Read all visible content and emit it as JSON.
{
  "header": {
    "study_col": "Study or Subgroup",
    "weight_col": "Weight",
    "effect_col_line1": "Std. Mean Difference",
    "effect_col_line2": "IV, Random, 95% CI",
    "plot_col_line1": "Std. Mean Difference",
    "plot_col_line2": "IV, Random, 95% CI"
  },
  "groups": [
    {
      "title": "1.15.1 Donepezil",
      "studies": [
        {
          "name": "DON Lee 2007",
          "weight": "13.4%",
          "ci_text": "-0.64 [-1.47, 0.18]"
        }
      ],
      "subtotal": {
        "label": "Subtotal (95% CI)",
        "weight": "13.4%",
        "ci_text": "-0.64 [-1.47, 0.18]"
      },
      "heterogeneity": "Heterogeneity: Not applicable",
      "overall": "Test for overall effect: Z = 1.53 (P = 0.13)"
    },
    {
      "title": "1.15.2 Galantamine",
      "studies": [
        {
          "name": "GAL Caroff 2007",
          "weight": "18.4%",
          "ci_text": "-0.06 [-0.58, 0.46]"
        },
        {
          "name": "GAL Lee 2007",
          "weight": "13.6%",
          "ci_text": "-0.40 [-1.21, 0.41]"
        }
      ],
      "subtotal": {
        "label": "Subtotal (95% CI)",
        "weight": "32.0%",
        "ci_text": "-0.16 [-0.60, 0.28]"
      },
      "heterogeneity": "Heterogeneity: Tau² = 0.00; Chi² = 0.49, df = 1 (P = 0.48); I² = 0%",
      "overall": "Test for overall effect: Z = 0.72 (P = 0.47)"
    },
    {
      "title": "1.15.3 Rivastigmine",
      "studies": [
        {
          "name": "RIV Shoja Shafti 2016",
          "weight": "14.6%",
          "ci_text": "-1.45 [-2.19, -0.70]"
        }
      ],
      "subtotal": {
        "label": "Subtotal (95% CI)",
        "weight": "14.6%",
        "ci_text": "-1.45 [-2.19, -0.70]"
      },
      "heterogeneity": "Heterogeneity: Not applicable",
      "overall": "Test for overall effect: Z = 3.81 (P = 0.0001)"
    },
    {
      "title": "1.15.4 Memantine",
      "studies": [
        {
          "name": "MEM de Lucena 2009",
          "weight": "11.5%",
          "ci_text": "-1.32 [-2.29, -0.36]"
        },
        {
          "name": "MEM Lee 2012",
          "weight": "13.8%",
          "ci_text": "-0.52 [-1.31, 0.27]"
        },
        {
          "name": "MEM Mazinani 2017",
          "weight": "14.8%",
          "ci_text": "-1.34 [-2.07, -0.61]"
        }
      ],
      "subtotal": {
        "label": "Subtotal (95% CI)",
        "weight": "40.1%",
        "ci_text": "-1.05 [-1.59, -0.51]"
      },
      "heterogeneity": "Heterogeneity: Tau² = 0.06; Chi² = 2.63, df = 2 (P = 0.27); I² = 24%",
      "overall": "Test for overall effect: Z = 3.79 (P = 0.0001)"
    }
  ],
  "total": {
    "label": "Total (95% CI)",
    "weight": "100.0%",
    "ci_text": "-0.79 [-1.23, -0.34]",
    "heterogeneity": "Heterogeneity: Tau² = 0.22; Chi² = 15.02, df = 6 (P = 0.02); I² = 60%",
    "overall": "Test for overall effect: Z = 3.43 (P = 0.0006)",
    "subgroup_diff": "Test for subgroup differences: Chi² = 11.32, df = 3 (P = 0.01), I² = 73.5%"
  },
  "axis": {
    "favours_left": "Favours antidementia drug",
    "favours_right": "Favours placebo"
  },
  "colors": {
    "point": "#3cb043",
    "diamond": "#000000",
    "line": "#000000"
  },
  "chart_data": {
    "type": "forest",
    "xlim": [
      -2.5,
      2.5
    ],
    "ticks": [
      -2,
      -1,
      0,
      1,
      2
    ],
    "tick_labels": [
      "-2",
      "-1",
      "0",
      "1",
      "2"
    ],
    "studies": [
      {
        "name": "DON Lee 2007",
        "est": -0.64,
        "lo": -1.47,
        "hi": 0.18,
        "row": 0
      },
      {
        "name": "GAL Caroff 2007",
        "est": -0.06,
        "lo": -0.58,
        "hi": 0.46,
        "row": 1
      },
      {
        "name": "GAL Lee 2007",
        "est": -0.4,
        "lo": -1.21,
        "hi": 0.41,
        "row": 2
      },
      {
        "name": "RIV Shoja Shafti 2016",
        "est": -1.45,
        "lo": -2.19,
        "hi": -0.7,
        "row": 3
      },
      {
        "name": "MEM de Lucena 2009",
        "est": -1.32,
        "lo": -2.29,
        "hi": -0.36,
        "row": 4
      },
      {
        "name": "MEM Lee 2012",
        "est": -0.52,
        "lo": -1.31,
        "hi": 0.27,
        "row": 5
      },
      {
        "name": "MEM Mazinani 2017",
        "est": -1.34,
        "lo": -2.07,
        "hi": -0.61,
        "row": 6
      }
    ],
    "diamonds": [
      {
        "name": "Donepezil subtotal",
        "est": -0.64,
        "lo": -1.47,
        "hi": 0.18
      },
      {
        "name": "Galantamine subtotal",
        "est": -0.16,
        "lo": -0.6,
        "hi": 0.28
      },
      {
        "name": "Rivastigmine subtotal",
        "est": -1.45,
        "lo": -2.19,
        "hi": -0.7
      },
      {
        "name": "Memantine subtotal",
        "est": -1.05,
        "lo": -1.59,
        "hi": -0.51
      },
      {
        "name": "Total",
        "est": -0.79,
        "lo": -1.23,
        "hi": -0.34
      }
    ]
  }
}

————————

▸ **THE REQUEST**: For the entries above, count the lines that contain the string "Test", and state that number without further comment.

▸ **WRITTEN SOLUTION**: 6